_EXERCISE:_ Locate the lines that hold the string "screenshot". Copy every such line.

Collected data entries
_ _ _ _ _ _ _

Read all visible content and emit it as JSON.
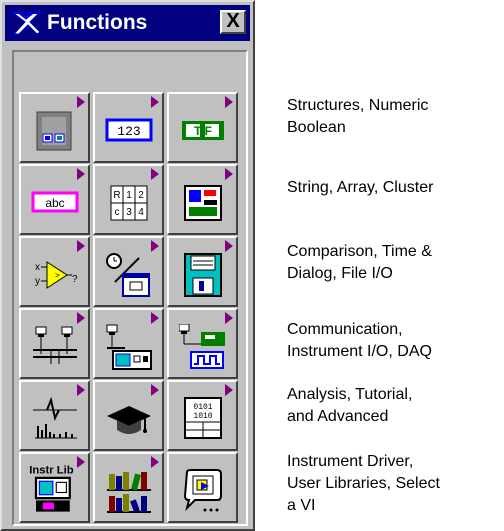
{
  "window": {
    "title": "Functions",
    "close_label": "X"
  },
  "palette": [
    [
      {
        "icon": "structures-icon"
      },
      {
        "icon": "numeric-icon",
        "text": "123"
      },
      {
        "icon": "boolean-icon",
        "text": "T F"
      }
    ],
    [
      {
        "icon": "string-icon",
        "text": "abc"
      },
      {
        "icon": "array-icon",
        "text": "R 1 2 c 3 4"
      },
      {
        "icon": "cluster-icon"
      }
    ],
    [
      {
        "icon": "comparison-icon",
        "text": "x y ?"
      },
      {
        "icon": "time-dialog-icon"
      },
      {
        "icon": "file-io-icon"
      }
    ],
    [
      {
        "icon": "communication-icon"
      },
      {
        "icon": "instrument-io-icon"
      },
      {
        "icon": "daq-icon"
      }
    ],
    [
      {
        "icon": "analysis-icon"
      },
      {
        "icon": "tutorial-icon"
      },
      {
        "icon": "advanced-icon",
        "text": "0101"
      }
    ],
    [
      {
        "icon": "instrument-driver-icon",
        "text": "Instr Lib"
      },
      {
        "icon": "user-libraries-icon"
      },
      {
        "icon": "select-vi-icon"
      }
    ]
  ],
  "descriptions": [
    [
      "Structures, Numeric",
      "Boolean"
    ],
    [
      "String, Array, Cluster"
    ],
    [
      "Comparison, Time &",
      "Dialog, File I/O"
    ],
    [
      "Communication,",
      "Instrument I/O, DAQ"
    ],
    [
      "Analysis, Tutorial,",
      "and Advanced"
    ],
    [
      "Instrument Driver,",
      "User Libraries, Select",
      "a VI"
    ]
  ]
}
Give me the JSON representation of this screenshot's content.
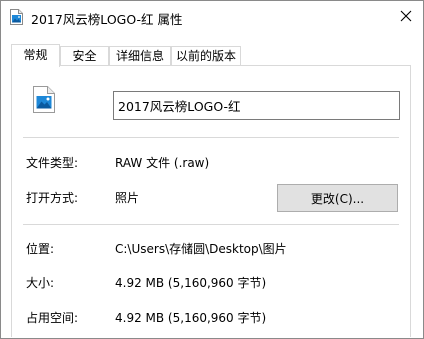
{
  "window": {
    "title": "2017风云榜LOGO-红 属性",
    "close_glyph": "✕",
    "icon": "image-file-icon"
  },
  "tabs": [
    {
      "label": "常规",
      "active": true
    },
    {
      "label": "安全",
      "active": false
    },
    {
      "label": "详细信息",
      "active": false
    },
    {
      "label": "以前的版本",
      "active": false
    }
  ],
  "general": {
    "file_icon": "image-file-icon",
    "file_name": "2017风云榜LOGO-红",
    "file_type_label": "文件类型:",
    "file_type_value": "RAW 文件 (.raw)",
    "opens_with_label": "打开方式:",
    "opens_with_value": "照片",
    "change_button": "更改(C)...",
    "location_label": "位置:",
    "location_value": "C:\\Users\\存储圆\\Desktop\\图片",
    "size_label": "大小:",
    "size_value": "4.92 MB (5,160,960 字节)",
    "size_on_disk_label": "占用空间:",
    "size_on_disk_value": "4.92 MB (5,160,960 字节)"
  },
  "colors": {
    "icon_blue": "#1e88d8",
    "border": "#d9d9d9",
    "button_bg": "#e1e1e1"
  }
}
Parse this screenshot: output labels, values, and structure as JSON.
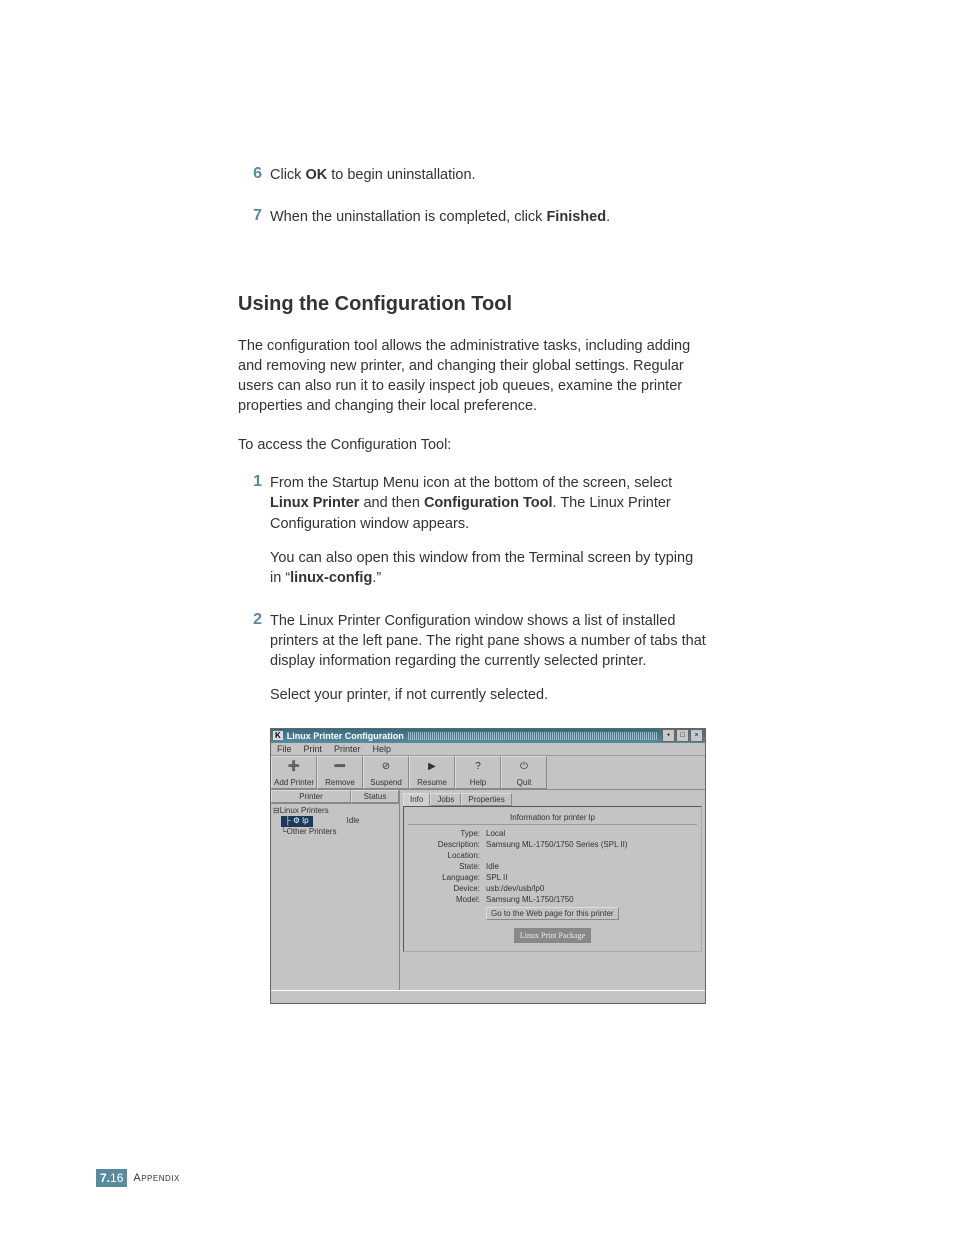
{
  "steps_top": [
    {
      "num": "6",
      "html": "Click <b>OK</b> to begin uninstallation."
    },
    {
      "num": "7",
      "html": "When the uninstallation is completed, click <b>Finished</b>."
    }
  ],
  "heading": "Using the Configuration Tool",
  "intro_para": "The configuration tool allows the administrative tasks, including adding and removing new printer, and changing their global settings. Regular users can also run it to easily inspect job queues, examine the printer properties and changing their local preference.",
  "access_para": "To access the Configuration Tool:",
  "step1": {
    "num": "1",
    "main_html": "From the Startup Menu icon at the bottom of the screen, select <b>Linux Printer</b> and then <b>Configuration Tool</b>. The Linux Printer Configuration window appears.",
    "sub_html": "You can also open this window from the Terminal screen by typing in “<b>linux-config</b>.”"
  },
  "step2": {
    "num": "2",
    "main_html": "The Linux Printer Configuration window shows a list of installed printers at the left pane. The right pane shows a number of tabs that display information regarding the currently selected printer.",
    "sub_html": "Select your printer, if not currently selected."
  },
  "win": {
    "title": "Linux Printer Configuration",
    "menus": [
      "File",
      "Print",
      "Printer",
      "Help"
    ],
    "toolbar": [
      {
        "name": "add-printer-button",
        "label": "Add Printer",
        "icon": "➕"
      },
      {
        "name": "remove-button",
        "label": "Remove",
        "icon": "➖"
      },
      {
        "name": "suspend-button",
        "label": "Suspend",
        "icon": "⊘"
      },
      {
        "name": "resume-button",
        "label": "Resume",
        "icon": "▶"
      },
      {
        "name": "help-button",
        "label": "Help",
        "icon": "?"
      },
      {
        "name": "quit-button",
        "label": "Quit",
        "icon": "⏻"
      }
    ],
    "left": {
      "headers": [
        "Printer",
        "Status"
      ],
      "root": "Linux Printers",
      "selected": {
        "name": "lp",
        "status": "Idle"
      },
      "other": "Other Printers"
    },
    "tabs": [
      "Info",
      "Jobs",
      "Properties"
    ],
    "info": {
      "title": "Information for printer lp",
      "rows": [
        {
          "lbl": "Type:",
          "val": "Local"
        },
        {
          "lbl": "Description:",
          "val": "Samsung ML-1750/1750 Series (SPL II)"
        },
        {
          "lbl": "Location:",
          "val": ""
        },
        {
          "lbl": "State:",
          "val": "Idle"
        },
        {
          "lbl": "Language:",
          "val": "SPL II"
        },
        {
          "lbl": "Device:",
          "val": "usb:/dev/usb/lp0"
        },
        {
          "lbl": "Model:",
          "val": "Samsung ML-1750/1750"
        }
      ],
      "go_button": "Go to the Web page for this printer",
      "logo": "Linux Print Package"
    }
  },
  "footer": {
    "chapter": "7.",
    "page": "16",
    "label": "Appendix"
  }
}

_ _ _ _ _ _ _

_TASK OUTPUT:_
Give me the JSON representation of this screenshot's content.
Parse this screenshot: output labels, values, and structure as JSON.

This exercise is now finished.